> **Items**
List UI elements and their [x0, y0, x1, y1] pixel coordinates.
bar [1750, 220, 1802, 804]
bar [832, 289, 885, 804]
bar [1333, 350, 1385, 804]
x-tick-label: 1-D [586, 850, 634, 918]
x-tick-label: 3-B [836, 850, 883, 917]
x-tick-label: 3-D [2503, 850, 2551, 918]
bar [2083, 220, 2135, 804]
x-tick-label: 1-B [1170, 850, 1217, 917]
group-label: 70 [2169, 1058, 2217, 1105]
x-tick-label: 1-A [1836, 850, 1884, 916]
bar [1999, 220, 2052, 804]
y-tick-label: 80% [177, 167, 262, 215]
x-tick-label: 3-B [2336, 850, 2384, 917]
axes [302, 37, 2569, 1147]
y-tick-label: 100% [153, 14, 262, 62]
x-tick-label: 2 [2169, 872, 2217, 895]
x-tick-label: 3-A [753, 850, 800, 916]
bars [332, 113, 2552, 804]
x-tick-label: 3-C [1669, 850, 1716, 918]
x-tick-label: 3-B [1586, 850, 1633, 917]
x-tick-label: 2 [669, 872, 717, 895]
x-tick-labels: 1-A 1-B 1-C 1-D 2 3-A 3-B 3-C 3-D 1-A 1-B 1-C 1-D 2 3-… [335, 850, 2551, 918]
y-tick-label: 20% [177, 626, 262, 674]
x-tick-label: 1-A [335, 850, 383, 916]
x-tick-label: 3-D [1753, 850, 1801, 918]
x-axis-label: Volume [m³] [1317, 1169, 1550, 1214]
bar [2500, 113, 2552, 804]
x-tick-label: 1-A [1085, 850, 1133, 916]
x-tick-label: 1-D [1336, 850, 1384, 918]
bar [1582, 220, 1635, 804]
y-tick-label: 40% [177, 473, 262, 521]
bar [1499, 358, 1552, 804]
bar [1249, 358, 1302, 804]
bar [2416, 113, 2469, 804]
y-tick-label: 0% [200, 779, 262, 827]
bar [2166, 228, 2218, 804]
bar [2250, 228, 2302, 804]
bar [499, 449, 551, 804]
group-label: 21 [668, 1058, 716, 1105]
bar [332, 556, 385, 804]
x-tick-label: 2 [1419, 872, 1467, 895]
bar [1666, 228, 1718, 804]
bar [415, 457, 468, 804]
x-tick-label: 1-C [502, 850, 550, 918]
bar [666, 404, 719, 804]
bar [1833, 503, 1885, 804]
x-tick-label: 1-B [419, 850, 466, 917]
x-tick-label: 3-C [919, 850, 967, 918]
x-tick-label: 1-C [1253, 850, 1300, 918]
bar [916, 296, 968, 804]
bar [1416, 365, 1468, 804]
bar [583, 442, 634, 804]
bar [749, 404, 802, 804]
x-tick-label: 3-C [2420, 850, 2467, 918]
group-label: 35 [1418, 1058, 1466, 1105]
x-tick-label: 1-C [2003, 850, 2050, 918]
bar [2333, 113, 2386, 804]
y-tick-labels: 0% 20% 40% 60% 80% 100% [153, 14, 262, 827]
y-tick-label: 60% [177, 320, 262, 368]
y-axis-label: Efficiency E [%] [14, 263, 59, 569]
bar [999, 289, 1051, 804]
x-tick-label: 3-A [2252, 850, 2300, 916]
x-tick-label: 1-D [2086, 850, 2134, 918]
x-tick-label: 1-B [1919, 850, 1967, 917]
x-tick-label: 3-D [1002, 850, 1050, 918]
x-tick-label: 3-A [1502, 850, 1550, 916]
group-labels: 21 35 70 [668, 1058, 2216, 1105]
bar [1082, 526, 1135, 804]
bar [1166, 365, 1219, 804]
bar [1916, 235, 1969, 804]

> **Aim**
Give the rows above as a Markdown table with two columns, Row for the row number and Line for the row's text, leaving out any blank lines.

> **Result**
| Row | Line |
|---|---|
| 1 | List UI elements and their [x0, y0, x1, y1] pixel coordinates. |
| 2 | bar [1750, 220, 1802, 804] |
| 3 | bar [832, 289, 885, 804] |
| 4 | bar [1333, 350, 1385, 804] |
| 5 | x-tick-label: 1-D [586, 850, 634, 918] |
| 6 | x-tick-label: 3-B [836, 850, 883, 917] |
| 7 | x-tick-label: 3-D [2503, 850, 2551, 918] |
| 8 | bar [2083, 220, 2135, 804] |
| 9 | x-tick-label: 1-B [1170, 850, 1217, 917] |
| 10 | group-label: 70 [2169, 1058, 2217, 1105] |
| 11 | x-tick-label: 1-A [1836, 850, 1884, 916] |
| 12 | bar [1999, 220, 2052, 804] |
| 13 | y-tick-label: 80% [177, 167, 262, 215] |
| 14 | x-tick-label: 3-B [2336, 850, 2384, 917] |
| 15 | axes [302, 37, 2569, 1147] |
| 16 | y-tick-label: 100% [153, 14, 262, 62] |
| 17 | x-tick-label: 2 [2169, 872, 2217, 895] |
| 18 | x-tick-label: 3-A [753, 850, 800, 916] |
| 19 | bars [332, 113, 2552, 804] |
| 20 | x-tick-label: 3-C [1669, 850, 1716, 918] |
| 21 | x-tick-label: 3-B [1586, 850, 1633, 917] |
| 22 | x-tick-label: 2 [669, 872, 717, 895] |
| 23 | x-tick-labels: 1-A 1-B 1-C 1-D 2 3-A 3-B 3-C 3-D 1-A 1-B 1-C 1-D 2 3-… [335, 850, 2551, 918] |
| 24 | y-tick-label: 20% [177, 626, 262, 674] |
| 25 | x-tick-label: 1-A [335, 850, 383, 916] |
| 26 | x-tick-label: 3-D [1753, 850, 1801, 918] |
| 27 | x-axis-label: Volume [m³] [1317, 1169, 1550, 1214] |
| 28 | bar [2500, 113, 2552, 804] |
| 29 | x-tick-label: 1-A [1085, 850, 1133, 916] |
| 30 | x-tick-label: 1-D [1336, 850, 1384, 918] |
| 31 | bar [1582, 220, 1635, 804] |
| 32 | y-tick-label: 40% [177, 473, 262, 521] |
| 33 | bar [1499, 358, 1552, 804] |
| 34 | bar [1249, 358, 1302, 804] |
| 35 | bar [2416, 113, 2469, 804] |
| 36 | y-tick-label: 0% [200, 779, 262, 827] |
| 37 | bar [2166, 228, 2218, 804] |
| 38 | bar [2250, 228, 2302, 804] |
| 39 | bar [499, 449, 551, 804] |
| 40 | group-label: 21 [668, 1058, 716, 1105] |
| 41 | bar [332, 556, 385, 804] |
| 42 | x-tick-label: 2 [1419, 872, 1467, 895] |
| 43 | bar [1666, 228, 1718, 804] |
| 44 | bar [415, 457, 468, 804] |
| 45 | x-tick-label: 1-C [502, 850, 550, 918] |
| 46 | bar [666, 404, 719, 804] |
| 47 | bar [1833, 503, 1885, 804] |
| 48 | x-tick-label: 1-B [419, 850, 466, 917] |
| 49 | x-tick-label: 3-C [919, 850, 967, 918] |
| 50 | x-tick-label: 1-C [1253, 850, 1300, 918] |
| 51 | bar [916, 296, 968, 804] |
| 52 | bar [1416, 365, 1468, 804] |
| 53 | bar [583, 442, 634, 804] |
| 54 | bar [749, 404, 802, 804] |
| 55 | x-tick-label: 3-C [2420, 850, 2467, 918] |
| 56 | group-label: 35 [1418, 1058, 1466, 1105] |
| 57 | x-tick-label: 1-C [2003, 850, 2050, 918] |
| 58 | bar [2333, 113, 2386, 804] |
| 59 | y-tick-labels: 0% 20% 40% 60% 80% 100% [153, 14, 262, 827] |
| 60 | y-tick-label: 60% [177, 320, 262, 368] |
| 61 | y-axis-label: Efficiency E [%] [14, 263, 59, 569] |
| 62 | bar [999, 289, 1051, 804] |
| 63 | x-tick-label: 3-A [2252, 850, 2300, 916] |
| 64 | x-tick-label: 1-D [2086, 850, 2134, 918] |
| 65 | x-tick-label: 1-B [1919, 850, 1967, 917] |
| 66 | x-tick-label: 3-D [1002, 850, 1050, 918] |
| 67 | x-tick-label: 3-A [1502, 850, 1550, 916] |
| 68 | group-labels: 21 35 70 [668, 1058, 2216, 1105] |
| 69 | bar [1082, 526, 1135, 804] |
| 70 | bar [1166, 365, 1219, 804] |
| 71 | bar [1916, 235, 1969, 804] |